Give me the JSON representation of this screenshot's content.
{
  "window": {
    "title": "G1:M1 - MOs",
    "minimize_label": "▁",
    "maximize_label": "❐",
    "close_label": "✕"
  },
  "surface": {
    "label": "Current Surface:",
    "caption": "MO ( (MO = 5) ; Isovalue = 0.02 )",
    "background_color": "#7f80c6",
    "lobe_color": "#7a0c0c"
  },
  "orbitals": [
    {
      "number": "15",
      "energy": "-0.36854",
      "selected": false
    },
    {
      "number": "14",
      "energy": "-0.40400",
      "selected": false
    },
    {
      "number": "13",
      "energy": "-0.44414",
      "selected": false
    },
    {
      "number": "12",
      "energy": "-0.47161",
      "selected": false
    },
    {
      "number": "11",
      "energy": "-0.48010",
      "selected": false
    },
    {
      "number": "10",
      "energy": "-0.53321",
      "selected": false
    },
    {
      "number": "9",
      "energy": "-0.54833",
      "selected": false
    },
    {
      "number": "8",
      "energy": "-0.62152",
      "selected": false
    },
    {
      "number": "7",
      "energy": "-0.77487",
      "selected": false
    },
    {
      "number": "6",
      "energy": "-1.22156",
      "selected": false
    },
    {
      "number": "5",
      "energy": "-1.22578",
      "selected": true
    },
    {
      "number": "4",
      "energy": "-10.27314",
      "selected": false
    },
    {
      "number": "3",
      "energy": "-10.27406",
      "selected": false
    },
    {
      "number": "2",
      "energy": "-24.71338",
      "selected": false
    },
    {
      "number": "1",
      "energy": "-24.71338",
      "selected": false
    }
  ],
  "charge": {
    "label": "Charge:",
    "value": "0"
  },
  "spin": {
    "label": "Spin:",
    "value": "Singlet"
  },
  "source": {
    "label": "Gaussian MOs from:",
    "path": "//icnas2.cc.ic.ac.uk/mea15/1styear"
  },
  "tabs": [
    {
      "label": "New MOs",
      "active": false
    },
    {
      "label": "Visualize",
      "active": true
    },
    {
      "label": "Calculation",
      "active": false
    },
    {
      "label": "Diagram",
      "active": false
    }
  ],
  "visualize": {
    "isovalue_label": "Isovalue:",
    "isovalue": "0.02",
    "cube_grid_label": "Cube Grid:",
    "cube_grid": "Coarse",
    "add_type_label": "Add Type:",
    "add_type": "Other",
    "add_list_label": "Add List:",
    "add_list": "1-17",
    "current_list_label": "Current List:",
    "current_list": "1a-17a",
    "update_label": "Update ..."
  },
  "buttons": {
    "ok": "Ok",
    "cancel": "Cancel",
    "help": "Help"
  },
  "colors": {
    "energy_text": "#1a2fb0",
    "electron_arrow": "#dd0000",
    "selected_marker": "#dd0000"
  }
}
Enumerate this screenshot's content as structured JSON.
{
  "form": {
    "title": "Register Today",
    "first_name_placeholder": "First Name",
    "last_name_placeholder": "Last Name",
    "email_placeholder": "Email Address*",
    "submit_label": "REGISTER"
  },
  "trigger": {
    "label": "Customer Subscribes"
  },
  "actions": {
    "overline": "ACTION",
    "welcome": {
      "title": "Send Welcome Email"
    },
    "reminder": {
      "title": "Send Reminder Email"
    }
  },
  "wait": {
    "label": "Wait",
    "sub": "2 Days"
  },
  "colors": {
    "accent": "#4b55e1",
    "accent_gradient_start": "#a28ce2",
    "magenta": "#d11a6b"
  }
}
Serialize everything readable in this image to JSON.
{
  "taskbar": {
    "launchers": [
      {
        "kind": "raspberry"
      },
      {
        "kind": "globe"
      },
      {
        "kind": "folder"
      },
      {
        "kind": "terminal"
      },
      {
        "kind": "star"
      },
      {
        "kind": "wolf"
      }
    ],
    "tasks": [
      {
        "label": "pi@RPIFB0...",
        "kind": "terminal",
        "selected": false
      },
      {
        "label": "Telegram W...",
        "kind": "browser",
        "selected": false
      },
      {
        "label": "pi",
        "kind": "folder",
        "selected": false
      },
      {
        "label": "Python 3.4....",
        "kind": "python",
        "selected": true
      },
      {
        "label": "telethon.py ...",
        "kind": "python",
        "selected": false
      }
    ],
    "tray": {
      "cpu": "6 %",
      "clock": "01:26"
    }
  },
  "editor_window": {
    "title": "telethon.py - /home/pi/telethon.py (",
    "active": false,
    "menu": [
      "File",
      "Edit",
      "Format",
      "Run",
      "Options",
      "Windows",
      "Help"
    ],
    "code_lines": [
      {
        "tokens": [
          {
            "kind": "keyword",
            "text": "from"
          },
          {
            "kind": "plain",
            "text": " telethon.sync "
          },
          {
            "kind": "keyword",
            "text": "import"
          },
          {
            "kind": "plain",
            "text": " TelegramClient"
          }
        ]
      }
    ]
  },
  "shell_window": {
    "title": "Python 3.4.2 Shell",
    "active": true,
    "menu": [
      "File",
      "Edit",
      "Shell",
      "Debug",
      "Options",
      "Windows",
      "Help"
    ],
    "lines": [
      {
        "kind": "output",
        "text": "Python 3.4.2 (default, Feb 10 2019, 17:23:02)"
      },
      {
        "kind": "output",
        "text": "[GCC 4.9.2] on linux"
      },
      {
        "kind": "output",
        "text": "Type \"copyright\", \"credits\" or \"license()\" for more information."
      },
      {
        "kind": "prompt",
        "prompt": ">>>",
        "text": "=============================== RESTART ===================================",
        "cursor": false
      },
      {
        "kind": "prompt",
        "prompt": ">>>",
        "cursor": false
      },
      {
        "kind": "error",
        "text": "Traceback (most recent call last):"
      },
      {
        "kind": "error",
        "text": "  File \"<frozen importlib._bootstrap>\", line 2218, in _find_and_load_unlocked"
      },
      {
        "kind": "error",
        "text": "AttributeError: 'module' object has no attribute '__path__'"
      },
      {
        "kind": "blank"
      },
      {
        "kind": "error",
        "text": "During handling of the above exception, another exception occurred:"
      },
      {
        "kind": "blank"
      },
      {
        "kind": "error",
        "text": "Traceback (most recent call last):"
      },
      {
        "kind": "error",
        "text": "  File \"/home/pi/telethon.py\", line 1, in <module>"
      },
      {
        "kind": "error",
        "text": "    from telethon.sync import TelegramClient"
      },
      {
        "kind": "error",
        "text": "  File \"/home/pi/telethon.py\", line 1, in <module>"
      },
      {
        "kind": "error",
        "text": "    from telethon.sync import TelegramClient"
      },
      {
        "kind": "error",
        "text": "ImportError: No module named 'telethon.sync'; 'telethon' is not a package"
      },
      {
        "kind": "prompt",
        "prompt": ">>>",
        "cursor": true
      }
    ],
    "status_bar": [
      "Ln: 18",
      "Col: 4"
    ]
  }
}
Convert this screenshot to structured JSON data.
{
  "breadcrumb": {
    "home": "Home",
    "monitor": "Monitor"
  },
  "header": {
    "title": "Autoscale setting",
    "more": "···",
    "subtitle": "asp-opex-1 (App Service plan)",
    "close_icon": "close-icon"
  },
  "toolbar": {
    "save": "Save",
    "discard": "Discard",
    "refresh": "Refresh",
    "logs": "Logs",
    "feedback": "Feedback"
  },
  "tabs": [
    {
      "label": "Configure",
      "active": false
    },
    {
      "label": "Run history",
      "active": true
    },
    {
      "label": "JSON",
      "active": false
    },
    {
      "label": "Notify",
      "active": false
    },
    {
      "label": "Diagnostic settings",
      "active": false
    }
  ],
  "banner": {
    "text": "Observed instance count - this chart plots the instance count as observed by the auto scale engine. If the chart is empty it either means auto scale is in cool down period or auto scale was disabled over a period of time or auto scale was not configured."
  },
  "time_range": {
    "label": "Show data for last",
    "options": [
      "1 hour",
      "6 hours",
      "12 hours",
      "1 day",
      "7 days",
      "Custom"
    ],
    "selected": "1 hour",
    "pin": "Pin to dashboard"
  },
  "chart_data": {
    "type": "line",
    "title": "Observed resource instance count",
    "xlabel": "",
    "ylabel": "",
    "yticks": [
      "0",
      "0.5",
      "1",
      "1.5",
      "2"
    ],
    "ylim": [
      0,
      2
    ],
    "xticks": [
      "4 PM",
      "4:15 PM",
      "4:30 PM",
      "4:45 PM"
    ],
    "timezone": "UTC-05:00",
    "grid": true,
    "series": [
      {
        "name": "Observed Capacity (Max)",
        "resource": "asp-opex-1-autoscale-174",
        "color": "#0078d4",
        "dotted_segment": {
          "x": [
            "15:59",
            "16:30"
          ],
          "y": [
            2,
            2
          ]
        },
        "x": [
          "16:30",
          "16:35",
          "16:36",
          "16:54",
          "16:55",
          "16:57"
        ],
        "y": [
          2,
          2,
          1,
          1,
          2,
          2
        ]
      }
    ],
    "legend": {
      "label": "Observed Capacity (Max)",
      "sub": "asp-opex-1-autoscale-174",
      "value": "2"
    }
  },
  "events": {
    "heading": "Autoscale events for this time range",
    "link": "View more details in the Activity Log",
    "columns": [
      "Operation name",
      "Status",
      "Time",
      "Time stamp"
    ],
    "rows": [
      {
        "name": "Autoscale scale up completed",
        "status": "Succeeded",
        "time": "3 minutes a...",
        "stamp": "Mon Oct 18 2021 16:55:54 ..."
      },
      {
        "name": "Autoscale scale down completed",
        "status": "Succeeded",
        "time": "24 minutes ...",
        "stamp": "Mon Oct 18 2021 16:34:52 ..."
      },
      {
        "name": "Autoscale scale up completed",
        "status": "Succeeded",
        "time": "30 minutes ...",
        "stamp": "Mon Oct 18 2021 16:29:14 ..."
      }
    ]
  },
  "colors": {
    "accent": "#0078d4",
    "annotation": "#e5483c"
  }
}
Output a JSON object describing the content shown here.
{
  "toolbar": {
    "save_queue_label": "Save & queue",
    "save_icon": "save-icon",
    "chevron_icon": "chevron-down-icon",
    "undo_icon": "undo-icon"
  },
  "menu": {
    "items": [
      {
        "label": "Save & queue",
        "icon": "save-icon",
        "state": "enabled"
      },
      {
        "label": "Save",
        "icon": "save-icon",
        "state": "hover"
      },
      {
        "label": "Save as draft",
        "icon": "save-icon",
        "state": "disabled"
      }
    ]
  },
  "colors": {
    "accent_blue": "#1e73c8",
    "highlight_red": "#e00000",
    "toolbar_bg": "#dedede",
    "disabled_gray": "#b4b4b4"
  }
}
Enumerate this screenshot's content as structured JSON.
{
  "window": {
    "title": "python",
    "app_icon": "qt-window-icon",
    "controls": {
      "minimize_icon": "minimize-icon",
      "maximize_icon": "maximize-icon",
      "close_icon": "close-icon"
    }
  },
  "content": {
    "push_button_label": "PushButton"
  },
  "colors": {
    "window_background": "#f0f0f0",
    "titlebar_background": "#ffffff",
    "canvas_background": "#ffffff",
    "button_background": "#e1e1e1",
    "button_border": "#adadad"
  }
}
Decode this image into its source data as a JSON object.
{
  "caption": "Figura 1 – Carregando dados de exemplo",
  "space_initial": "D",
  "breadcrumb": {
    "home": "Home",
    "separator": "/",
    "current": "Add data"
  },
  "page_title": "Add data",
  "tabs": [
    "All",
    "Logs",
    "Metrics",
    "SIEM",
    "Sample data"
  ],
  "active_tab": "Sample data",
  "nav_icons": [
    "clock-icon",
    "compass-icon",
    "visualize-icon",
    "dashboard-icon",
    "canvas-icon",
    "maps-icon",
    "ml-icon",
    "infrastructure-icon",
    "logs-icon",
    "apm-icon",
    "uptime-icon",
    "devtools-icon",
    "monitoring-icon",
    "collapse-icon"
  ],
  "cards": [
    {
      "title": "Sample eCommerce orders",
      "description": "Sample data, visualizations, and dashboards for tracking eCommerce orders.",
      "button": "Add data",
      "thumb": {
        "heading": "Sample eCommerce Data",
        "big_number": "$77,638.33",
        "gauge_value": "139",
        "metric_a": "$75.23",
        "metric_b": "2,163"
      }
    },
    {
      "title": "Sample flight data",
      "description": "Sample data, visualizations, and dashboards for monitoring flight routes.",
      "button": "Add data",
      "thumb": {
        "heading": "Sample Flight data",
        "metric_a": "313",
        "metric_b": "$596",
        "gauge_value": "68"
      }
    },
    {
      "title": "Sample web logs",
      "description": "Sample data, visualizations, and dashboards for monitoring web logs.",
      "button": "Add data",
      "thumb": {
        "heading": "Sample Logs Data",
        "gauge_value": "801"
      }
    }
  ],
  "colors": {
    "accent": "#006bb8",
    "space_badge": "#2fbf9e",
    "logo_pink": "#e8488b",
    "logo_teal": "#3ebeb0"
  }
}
####
● **Stated problem**
Work out how many lines of the data hold the string "stamp". Reply with that number alone.

● **Exercise result**
4